> Problem to solve
For every line in the records that has the word "name", make a copy.

+++++

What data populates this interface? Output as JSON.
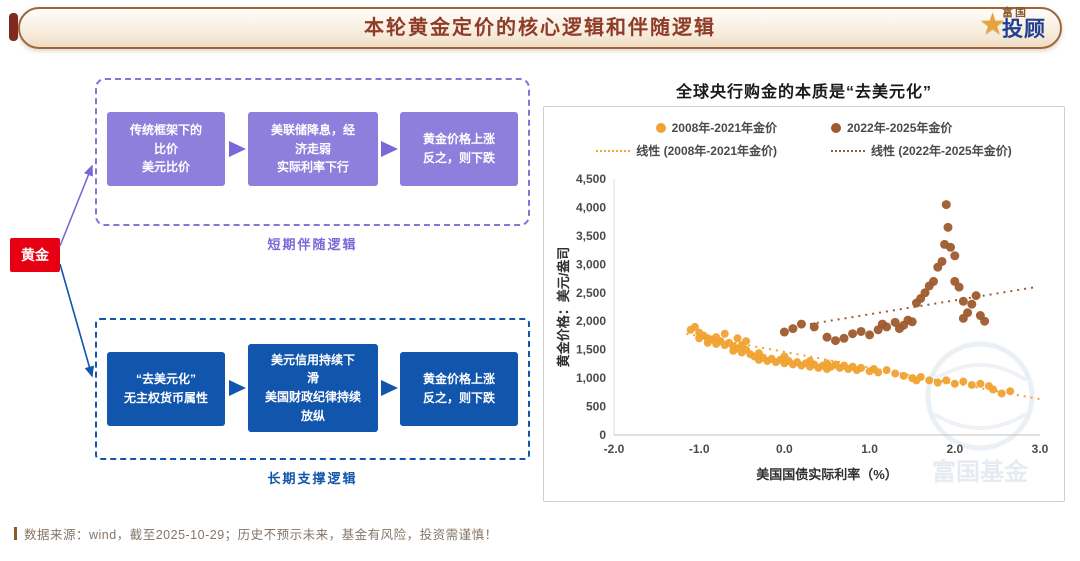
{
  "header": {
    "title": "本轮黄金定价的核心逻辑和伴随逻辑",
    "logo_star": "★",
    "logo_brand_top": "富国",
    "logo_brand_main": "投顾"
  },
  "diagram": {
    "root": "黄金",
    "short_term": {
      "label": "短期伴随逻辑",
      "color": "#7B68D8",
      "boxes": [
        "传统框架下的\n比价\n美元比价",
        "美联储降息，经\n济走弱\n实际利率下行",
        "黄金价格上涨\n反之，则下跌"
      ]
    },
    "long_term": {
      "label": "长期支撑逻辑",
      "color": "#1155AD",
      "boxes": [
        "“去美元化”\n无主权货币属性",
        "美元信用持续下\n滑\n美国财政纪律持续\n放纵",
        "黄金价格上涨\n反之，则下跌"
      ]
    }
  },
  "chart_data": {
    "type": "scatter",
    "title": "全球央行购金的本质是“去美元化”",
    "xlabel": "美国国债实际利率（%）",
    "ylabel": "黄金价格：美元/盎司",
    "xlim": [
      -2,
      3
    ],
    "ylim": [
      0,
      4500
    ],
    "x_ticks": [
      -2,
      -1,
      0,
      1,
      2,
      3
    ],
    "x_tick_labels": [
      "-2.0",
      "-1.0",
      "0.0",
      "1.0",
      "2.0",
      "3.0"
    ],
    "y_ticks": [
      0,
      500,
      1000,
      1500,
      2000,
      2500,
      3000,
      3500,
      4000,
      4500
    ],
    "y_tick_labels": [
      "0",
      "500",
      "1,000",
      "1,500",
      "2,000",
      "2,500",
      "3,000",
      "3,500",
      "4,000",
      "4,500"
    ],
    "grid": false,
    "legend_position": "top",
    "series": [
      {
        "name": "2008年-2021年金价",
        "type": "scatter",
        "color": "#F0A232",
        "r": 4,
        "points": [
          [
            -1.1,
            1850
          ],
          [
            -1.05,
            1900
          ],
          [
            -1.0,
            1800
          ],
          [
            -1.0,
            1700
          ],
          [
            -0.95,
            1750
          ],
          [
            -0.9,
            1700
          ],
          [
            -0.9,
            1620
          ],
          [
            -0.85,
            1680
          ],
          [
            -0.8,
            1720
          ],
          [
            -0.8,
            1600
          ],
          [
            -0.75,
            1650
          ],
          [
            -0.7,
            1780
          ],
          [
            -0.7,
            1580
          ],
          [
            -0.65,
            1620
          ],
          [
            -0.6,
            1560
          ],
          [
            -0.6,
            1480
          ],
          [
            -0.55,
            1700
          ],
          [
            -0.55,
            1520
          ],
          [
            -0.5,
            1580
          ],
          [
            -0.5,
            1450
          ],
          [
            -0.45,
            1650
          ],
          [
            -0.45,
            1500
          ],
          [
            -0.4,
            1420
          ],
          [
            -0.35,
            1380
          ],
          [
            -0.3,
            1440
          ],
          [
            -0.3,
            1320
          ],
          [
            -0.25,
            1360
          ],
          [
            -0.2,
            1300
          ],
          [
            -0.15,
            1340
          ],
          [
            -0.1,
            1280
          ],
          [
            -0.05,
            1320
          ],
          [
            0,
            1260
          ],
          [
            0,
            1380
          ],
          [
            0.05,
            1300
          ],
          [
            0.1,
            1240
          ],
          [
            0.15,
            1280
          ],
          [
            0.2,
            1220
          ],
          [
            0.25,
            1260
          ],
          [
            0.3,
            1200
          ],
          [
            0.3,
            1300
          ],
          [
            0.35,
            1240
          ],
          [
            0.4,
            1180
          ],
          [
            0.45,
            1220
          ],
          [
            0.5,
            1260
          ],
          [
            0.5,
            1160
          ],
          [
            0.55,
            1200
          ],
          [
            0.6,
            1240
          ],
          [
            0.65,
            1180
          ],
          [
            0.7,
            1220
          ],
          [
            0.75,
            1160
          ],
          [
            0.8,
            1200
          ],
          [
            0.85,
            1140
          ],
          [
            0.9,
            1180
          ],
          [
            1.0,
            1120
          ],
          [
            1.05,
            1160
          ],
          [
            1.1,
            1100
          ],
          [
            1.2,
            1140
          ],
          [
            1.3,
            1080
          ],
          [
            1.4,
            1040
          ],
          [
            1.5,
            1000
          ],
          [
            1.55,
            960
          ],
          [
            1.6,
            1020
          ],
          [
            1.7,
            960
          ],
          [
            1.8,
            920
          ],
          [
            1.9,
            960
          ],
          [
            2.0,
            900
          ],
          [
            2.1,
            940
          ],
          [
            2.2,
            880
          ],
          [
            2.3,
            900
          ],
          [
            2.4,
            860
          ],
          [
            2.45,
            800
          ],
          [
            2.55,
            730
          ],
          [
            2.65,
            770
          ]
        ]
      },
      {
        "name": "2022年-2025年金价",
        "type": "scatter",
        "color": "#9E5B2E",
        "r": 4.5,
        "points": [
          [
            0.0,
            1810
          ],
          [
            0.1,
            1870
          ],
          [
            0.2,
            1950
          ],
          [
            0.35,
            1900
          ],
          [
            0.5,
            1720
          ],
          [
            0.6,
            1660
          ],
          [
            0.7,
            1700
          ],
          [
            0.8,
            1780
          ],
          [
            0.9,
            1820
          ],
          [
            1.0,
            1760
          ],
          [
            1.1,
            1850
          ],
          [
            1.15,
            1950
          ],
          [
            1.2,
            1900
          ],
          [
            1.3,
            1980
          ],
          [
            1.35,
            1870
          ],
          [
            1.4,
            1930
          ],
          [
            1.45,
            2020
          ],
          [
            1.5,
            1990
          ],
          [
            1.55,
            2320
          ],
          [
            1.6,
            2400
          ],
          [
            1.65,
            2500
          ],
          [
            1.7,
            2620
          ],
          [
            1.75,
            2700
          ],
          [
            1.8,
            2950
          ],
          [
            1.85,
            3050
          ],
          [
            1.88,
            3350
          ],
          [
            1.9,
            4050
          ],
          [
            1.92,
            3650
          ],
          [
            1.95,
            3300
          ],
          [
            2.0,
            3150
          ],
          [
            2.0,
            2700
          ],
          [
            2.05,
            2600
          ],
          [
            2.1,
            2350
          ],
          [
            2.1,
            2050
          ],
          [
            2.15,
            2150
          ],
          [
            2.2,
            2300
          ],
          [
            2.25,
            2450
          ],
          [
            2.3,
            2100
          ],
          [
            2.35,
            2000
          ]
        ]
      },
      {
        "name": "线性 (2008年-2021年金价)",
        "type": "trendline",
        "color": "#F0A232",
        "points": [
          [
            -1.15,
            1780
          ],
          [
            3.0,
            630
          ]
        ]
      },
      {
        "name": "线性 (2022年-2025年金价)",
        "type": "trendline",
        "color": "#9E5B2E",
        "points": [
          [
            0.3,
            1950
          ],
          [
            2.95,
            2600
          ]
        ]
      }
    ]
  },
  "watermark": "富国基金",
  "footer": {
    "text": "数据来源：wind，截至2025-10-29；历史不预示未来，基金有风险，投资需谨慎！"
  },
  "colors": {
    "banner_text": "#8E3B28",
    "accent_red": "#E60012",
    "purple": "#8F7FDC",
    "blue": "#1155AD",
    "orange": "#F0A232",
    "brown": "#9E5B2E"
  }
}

+++++

> Complete response
        "name": "2008年-2021年金价",
        "name": "2022年-2025年金价",
        "name": "线性 (2008年-2021年金价)",
        "name": "线性 (2022年-2025年金价)",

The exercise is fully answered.